** Begin Reading text **

Fallen Blossoms (花ちりぬ, Tamizo Ishida, 1938)

By the late 1930s, film censorship had tightened and it was perhaps all but impossible to rebuke the militarist regime through the silver screen. Nevertheless, as always setting your film in the past can make the impossible possible through thinly veiled allegory. This may not have been its primary intention, but it’s impossible to ignore the subtext of Tamizo Ishida’s Fallen Blossoms (花ちりぬ, Hana Chirinu) which sets itself entirely within the confines of a geisha house on the night of the Kinmon incident or Hamaguri Gate Rebellion in 1864 during which anti-Shogunate forces from Choshu marched on Kyoto with the intention of kidnapping the emperor in order to restore imperial rule. The incident ended in devastating defeat for Choshu with rebel forces setting fire to the city as they bid their retreat.

** End Reading text **
** Begin Supplied information **

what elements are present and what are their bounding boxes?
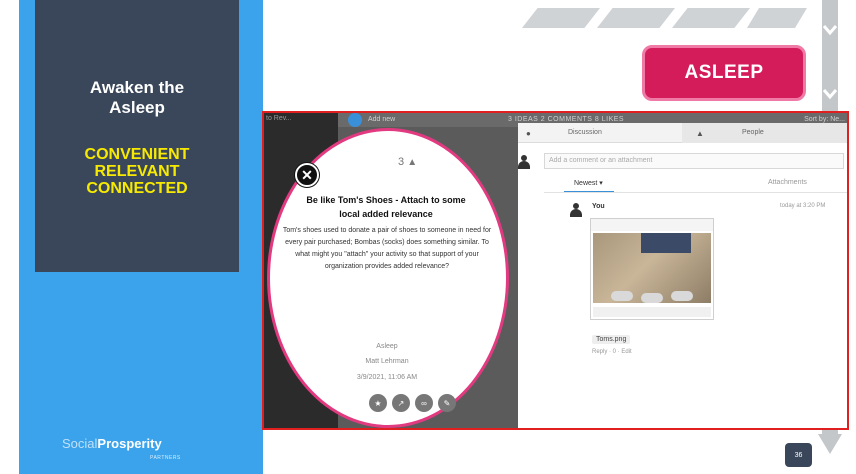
chevron-left-icon: [597, 8, 675, 28]
sidebar-row[interactable]: to Rev...: [266, 115, 334, 127]
share-icon[interactable]: ↗: [392, 394, 410, 412]
chevron-down-icon: [822, 22, 838, 38]
chat-icon: ●: [526, 129, 531, 138]
idea-author: Matt Lehrman: [365, 358, 409, 365]
idea-category: Asleep: [376, 343, 398, 350]
link-icon[interactable]: ∞: [415, 394, 433, 412]
tab-discussion[interactable]: Discussion: [568, 129, 602, 136]
close-icon: ✕: [301, 166, 313, 183]
thumbnail-banner: [641, 233, 691, 253]
add-icon[interactable]: [348, 113, 362, 127]
shoe-shape: [671, 291, 693, 301]
brand-part1: Social: [62, 436, 98, 451]
thumbs-up-icon[interactable]: ▲: [407, 157, 417, 168]
idea-stats: 3 IDEAS 2 COMMENTS 8 LIKES: [508, 116, 625, 123]
keyword-1: CONVENIENT: [84, 146, 190, 163]
shoe-shape: [641, 293, 663, 303]
user-avatar-icon: [570, 203, 582, 217]
attachment-thumbnail[interactable]: [590, 218, 714, 320]
shoe-shape: [611, 291, 633, 301]
comment-time: today at 3:20 PM: [780, 203, 826, 209]
chevron-left-icon: [747, 8, 807, 28]
chevron-down-icon: [822, 86, 838, 102]
divider: [544, 192, 847, 193]
thumbnail-header: [591, 219, 713, 231]
brand-sub: PARTNERS: [150, 455, 181, 461]
page-number: 36: [785, 443, 812, 467]
comment-actions[interactable]: Reply · 0 · Edit: [592, 349, 632, 355]
thumbnail-footer: [593, 307, 711, 317]
idea-body: Tom's shoes used to donate a pair of sho…: [282, 227, 492, 270]
attachment-name[interactable]: Toms.png: [592, 335, 631, 344]
close-button[interactable]: ✕: [295, 163, 319, 187]
comment-author: You: [592, 203, 605, 210]
attachments-link[interactable]: Attachments: [768, 179, 807, 186]
chevron-left-icon: [522, 8, 600, 28]
slide-title-line2: Asleep: [109, 98, 165, 117]
star-icon[interactable]: ★: [369, 394, 387, 412]
idea-actions: ★ ↗ ∞ ✎: [369, 394, 464, 412]
arrow-head: [818, 434, 842, 454]
discussion-tabs: ● Discussion ▲ People: [518, 123, 847, 143]
slide-title: Awaken the Asleep: [35, 78, 239, 118]
chevron-left-icon: [672, 8, 750, 28]
vote-count: 3 ▲: [398, 156, 417, 168]
tab-people[interactable]: People: [742, 129, 764, 136]
add-new-button[interactable]: Add new: [368, 116, 395, 123]
keyword-3: CONNECTED: [86, 180, 188, 197]
keyword-list: CONVENIENT RELEVANT CONNECTED: [35, 146, 239, 197]
person-icon: ▲: [696, 129, 704, 138]
user-avatar-icon: [518, 155, 530, 169]
title-box: [35, 0, 239, 272]
stage-badge: ASLEEP: [642, 45, 806, 101]
idea-title: Be like Tom's Shoes - Attach to some loc…: [306, 195, 466, 219]
edit-icon[interactable]: ✎: [438, 394, 456, 412]
tab-people-bg: [682, 123, 847, 143]
vote-number: 3: [398, 156, 405, 168]
keyword-2: RELEVANT: [94, 163, 180, 180]
brand-logo: SocialProsperity: [62, 436, 162, 451]
slide-title-line1: Awaken the: [89, 78, 185, 97]
sort-newest-dropdown[interactable]: Newest ▾: [574, 179, 603, 187]
sort-by-dropdown[interactable]: Sort by: Ne...: [804, 116, 845, 123]
top-chevron-bar: [522, 8, 822, 28]
idea-date: 3/9/2021, 11:06 AM: [356, 374, 418, 381]
brand-part2: Prosperity: [97, 436, 162, 451]
comment-input[interactable]: Add a comment or an attachment: [544, 153, 844, 169]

** End Supplied information **

● **Exercises**:
**1.** Duplicate the stretch of the Fallen Blossoms review from "By the late" through "bid their retreat.".
**2.** According to the Fallen Blossoms review, where is the film set?
**3.** Resume the Fallen Blossoms review, continuing on from its final sentence.
The entries are separate material from the Fallen Blossoms review.

● **Exercise answers**:
**1.**
By the late 1930s, film censorship had tightened and it was perhaps all but impossible to rebuke the militarist regime through the silver screen. Nevertheless, as always setting your film in the past can make the impossible possible through thinly veiled allegory. This may not have been its primary intention, but it’s impossible to ignore the subtext of Tamizo Ishida’s Fallen Blossoms (花ちりぬ, Hana Chirinu) which sets itself entirely within the confines of a geisha house on the night of the Kinmon incident or Hamaguri Gate Rebellion in 1864 during which anti-Shogunate forces from Choshu marched on Kyoto with the intention of kidnapping the emperor in order to restore imperial rule. The incident ended in devastating defeat for Choshu with rebel forces setting fire to the city as they bid their retreat.

**2.** Entirely within the confines of a geisha house on the night of the Kinmon incident in 1864.

**3.**
There is therefore an uncomfortable anxiety in the context of the Japan of 1938 as the women trapped inside the teahouse remark on the chaos outside with unfamiliar soldiers on the streets and townspeople deciding to remain at home which is of course very bad for their business. Aside from the sense of danger, the major problems inside the house are economic with constant talk of declining revenues and the recent closure of similar establishments while even the guests that have come have done so to drown their sorrows as their own business is also going badly because of the rumours of imminent unrest. The situation is all the more acute for Akira (Ranko Hanai), daughter of the house’s madam, because she’s secretly fallen in love with a young man of Choshu she fears may be marching on the city which is one reason she deflects her mother’s attempts to encourage her to accept an offer of marriage from a wealthy associate.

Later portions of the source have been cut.